Task prompt:
Copy out all the entries exactly.

Given records:

◆ ◆ ◆ ◆ ◆

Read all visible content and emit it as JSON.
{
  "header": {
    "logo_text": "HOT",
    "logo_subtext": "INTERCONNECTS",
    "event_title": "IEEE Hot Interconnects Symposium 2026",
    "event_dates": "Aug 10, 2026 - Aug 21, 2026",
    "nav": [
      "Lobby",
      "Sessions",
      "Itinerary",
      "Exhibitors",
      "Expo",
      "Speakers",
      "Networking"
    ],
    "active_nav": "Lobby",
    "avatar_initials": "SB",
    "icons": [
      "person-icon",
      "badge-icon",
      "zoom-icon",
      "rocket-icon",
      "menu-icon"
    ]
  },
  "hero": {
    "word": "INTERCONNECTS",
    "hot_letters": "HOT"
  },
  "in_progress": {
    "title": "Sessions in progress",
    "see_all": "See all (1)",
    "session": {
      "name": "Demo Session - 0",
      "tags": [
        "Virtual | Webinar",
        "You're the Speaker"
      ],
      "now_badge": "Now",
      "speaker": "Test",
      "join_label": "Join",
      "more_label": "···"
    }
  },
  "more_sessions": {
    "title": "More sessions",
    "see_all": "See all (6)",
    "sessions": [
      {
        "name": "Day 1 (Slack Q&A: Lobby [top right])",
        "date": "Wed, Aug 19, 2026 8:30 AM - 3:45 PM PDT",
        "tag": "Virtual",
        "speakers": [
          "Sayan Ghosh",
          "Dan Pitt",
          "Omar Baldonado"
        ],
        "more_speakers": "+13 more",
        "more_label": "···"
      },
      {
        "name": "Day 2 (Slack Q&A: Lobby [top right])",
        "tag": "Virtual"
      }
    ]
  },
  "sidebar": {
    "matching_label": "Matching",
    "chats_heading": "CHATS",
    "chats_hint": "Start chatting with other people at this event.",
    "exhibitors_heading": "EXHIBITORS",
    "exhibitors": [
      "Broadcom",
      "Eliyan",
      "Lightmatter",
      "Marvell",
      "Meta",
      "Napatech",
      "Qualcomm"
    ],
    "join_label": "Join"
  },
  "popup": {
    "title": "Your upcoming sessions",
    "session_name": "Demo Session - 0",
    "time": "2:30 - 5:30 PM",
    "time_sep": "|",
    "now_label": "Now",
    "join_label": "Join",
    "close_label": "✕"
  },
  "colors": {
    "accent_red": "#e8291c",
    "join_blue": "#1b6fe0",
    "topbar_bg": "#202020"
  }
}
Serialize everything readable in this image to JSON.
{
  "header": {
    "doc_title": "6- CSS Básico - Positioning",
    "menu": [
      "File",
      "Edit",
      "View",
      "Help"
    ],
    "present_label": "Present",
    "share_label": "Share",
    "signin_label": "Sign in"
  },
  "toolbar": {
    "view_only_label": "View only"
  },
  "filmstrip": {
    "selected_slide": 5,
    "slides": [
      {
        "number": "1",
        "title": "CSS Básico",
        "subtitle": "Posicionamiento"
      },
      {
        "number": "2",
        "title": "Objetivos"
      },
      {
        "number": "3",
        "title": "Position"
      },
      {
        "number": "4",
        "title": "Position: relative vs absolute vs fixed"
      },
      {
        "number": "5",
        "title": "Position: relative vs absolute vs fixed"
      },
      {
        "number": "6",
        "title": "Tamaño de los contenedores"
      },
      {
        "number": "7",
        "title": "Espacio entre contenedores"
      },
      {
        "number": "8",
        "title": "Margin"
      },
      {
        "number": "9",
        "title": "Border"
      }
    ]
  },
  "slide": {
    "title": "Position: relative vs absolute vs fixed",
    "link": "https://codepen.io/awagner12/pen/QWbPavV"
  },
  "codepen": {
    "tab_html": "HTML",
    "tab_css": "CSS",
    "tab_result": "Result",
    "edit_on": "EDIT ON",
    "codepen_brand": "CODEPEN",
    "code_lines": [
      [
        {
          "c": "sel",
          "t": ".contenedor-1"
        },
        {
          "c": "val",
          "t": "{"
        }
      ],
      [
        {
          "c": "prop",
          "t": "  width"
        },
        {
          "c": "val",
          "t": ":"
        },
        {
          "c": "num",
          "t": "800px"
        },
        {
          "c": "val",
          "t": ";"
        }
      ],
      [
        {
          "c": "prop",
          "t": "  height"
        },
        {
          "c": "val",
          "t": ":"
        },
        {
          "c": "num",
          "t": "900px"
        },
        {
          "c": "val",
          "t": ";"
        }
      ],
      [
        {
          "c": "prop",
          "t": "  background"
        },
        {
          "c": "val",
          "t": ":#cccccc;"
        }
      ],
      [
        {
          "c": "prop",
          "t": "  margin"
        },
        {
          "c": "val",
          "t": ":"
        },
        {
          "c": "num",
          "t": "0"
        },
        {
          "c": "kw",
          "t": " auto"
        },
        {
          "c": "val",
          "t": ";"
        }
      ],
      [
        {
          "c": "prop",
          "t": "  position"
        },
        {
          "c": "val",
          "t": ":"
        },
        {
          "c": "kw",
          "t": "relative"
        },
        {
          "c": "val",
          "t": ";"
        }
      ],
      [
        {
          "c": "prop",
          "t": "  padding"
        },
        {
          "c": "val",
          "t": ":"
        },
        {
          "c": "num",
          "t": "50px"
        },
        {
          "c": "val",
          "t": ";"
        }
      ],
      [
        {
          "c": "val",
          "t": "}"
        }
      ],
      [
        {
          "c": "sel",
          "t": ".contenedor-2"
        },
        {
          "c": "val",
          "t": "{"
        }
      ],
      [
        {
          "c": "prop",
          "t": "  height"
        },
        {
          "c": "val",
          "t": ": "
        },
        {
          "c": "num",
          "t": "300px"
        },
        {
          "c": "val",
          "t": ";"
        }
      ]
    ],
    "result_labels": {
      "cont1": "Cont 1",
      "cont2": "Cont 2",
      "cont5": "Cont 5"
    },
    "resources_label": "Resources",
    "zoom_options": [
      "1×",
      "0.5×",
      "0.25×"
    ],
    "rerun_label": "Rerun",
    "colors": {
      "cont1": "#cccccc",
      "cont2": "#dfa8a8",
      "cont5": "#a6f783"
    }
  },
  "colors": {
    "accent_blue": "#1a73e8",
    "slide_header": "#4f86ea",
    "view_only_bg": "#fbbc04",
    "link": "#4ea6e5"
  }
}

◆ ◆ ◆ ◆ ◆

The reply:
Read all visible content and emit it as JSON.
{
  "header": {
    "logo_text": "HOT",
    "logo_subtext": "INTERCONNECTS",
    "event_title": "IEEE Hot Interconnects Symposium 2026",
    "event_dates": "Aug 10, 2026 - Aug 21, 2026",
    "nav": [
      "Lobby",
      "Sessions",
      "Itinerary",
      "Exhibitors",
      "Expo",
      "Speakers",
      "Networking"
    ],
    "active_nav": "Lobby",
    "avatar_initials": "SB",
    "icons": [
      "person-icon",
      "badge-icon",
      "zoom-icon",
      "rocket-icon",
      "menu-icon"
    ]
  },
  "hero": {
    "word": "INTERCONNECTS",
    "hot_letters": "HOT"
  },
  "in_progress": {
    "title": "Sessions in progress",
    "see_all": "See all (1)",
    "session": {
      "name": "Demo Session - 0",
      "tags": [
        "Virtual | Webinar",
        "You're the Speaker"
      ],
      "now_badge": "Now",
      "speaker": "Test",
      "join_label": "Join",
      "more_label": "···"
    }
  },
  "more_sessions": {
    "title": "More sessions",
    "see_all": "See all (6)",
    "sessions": [
      {
        "name": "Day 1 (Slack Q&A: Lobby [top right])",
        "date": "Wed, Aug 19, 2026 8:30 AM - 3:45 PM PDT",
        "tag": "Virtual",
        "speakers": [
          "Sayan Ghosh",
          "Dan Pitt",
          "Omar Baldonado"
        ],
        "more_speakers": "+13 more",
        "more_label": "···"
      },
      {
        "name": "Day 2 (Slack Q&A: Lobby [top right])",
        "tag": "Virtual"
      }
    ]
  },
  "sidebar": {
    "matching_label": "Matching",
    "chats_heading": "CHATS",
    "chats_hint": "Start chatting with other people at this event.",
    "exhibitors_heading": "EXHIBITORS",
    "exhibitors": [
      "Broadcom",
      "Eliyan",
      "Lightmatter",
      "Marvell",
      "Meta",
      "Napatech",
      "Qualcomm"
    ],
    "join_label": "Join"
  },
  "popup": {
    "title": "Your upcoming sessions",
    "session_name": "Demo Session - 0",
    "time": "2:30 - 5:30 PM",
    "time_sep": "|",
    "now_label": "Now",
    "join_label": "Join",
    "close_label": "✕"
  },
  "colors": {
    "accent_red": "#e8291c",
    "join_blue": "#1b6fe0",
    "topbar_bg": "#202020"
  }
}
Serialize everything readable in this image to JSON.
{
  "header": {
    "doc_title": "6- CSS Básico - Positioning",
    "menu": [
      "File",
      "Edit",
      "View",
      "Help"
    ],
    "present_label": "Present",
    "share_label": "Share",
    "signin_label": "Sign in"
  },
  "toolbar": {
    "view_only_label": "View only"
  },
  "filmstrip": {
    "selected_slide": 5,
    "slides": [
      {
        "number": "1",
        "title": "CSS Básico",
        "subtitle": "Posicionamiento"
      },
      {
        "number": "2",
        "title": "Objetivos"
      },
      {
        "number": "3",
        "title": "Position"
      },
      {
        "number": "4",
        "title": "Position: relative vs absolute vs fixed"
      },
      {
        "number": "5",
        "title": "Position: relative vs absolute vs fixed"
      },
      {
        "number": "6",
        "title": "Tamaño de los contenedores"
      },
      {
        "number": "7",
        "title": "Espacio entre contenedores"
      },
      {
        "number": "8",
        "title": "Margin"
      },
      {
        "number": "9",
        "title": "Border"
      }
    ]
  },
  "slide": {
    "title": "Position: relative vs absolute vs fixed",
    "link": "https://codepen.io/awagner12/pen/QWbPavV"
  },
  "codepen": {
    "tab_html": "HTML",
    "tab_css": "CSS",
    "tab_result": "Result",
    "edit_on": "EDIT ON",
    "codepen_brand": "CODEPEN",
    "code_lines": [
      [
        {
          "c": "sel",
          "t": ".contenedor-1"
        },
        {
          "c": "val",
          "t": "{"
        }
      ],
      [
        {
          "c": "prop",
          "t": "  width"
        },
        {
          "c": "val",
          "t": ":"
        },
        {
          "c": "num",
          "t": "800px"
        },
        {
          "c": "val",
          "t": ";"
        }
      ],
      [
        {
          "c": "prop",
          "t": "  height"
        },
        {
          "c": "val",
          "t": ":"
        },
        {
          "c": "num",
          "t": "900px"
        },
        {
          "c": "val",
          "t": ";"
        }
      ],
      [
        {
          "c": "prop",
          "t": "  background"
        },
        {
          "c": "val",
          "t": ":#cccccc;"
        }
      ],
      [
        {
          "c": "prop",
          "t": "  margin"
        },
        {
          "c": "val",
          "t": ":"
        },
        {
          "c": "num",
          "t": "0"
        },
        {
          "c": "kw",
          "t": " auto"
        },
        {
          "c": "val",
          "t": ";"
        }
      ],
      [
        {
          "c": "prop",
          "t": "  position"
        },
        {
          "c": "val",
          "t": ":"
        },
        {
          "c": "kw",
          "t": "relative"
        },
        {
          "c": "val",
          "t": ";"
        }
      ],
      [
        {
          "c": "prop",
          "t": "  padding"
        },
        {
          "c": "val",
          "t": ":"
        },
        {
          "c": "num",
          "t": "50px"
        },
        {
          "c": "val",
          "t": ";"
        }
      ],
      [
        {
          "c": "val",
          "t": "}"
        }
      ],
      [
        {
          "c": "sel",
          "t": ".contenedor-2"
        },
        {
          "c": "val",
          "t": "{"
        }
      ],
      [
        {
          "c": "prop",
          "t": "  height"
        },
        {
          "c": "val",
          "t": ": "
        },
        {
          "c": "num",
          "t": "300px"
        },
        {
          "c": "val",
          "t": ";"
        }
      ]
    ],
    "result_labels": {
      "cont1": "Cont 1",
      "cont2": "Cont 2",
      "cont5": "Cont 5"
    },
    "resources_label": "Resources",
    "zoom_options": [
      "1×",
      "0.5×",
      "0.25×"
    ],
    "rerun_label": "Rerun",
    "colors": {
      "cont1": "#cccccc",
      "cont2": "#dfa8a8",
      "cont5": "#a6f783"
    }
  },
  "colors": {
    "accent_blue": "#1a73e8",
    "slide_header": "#4f86ea",
    "view_only_bg": "#fbbc04",
    "link": "#4ea6e5"
  }
}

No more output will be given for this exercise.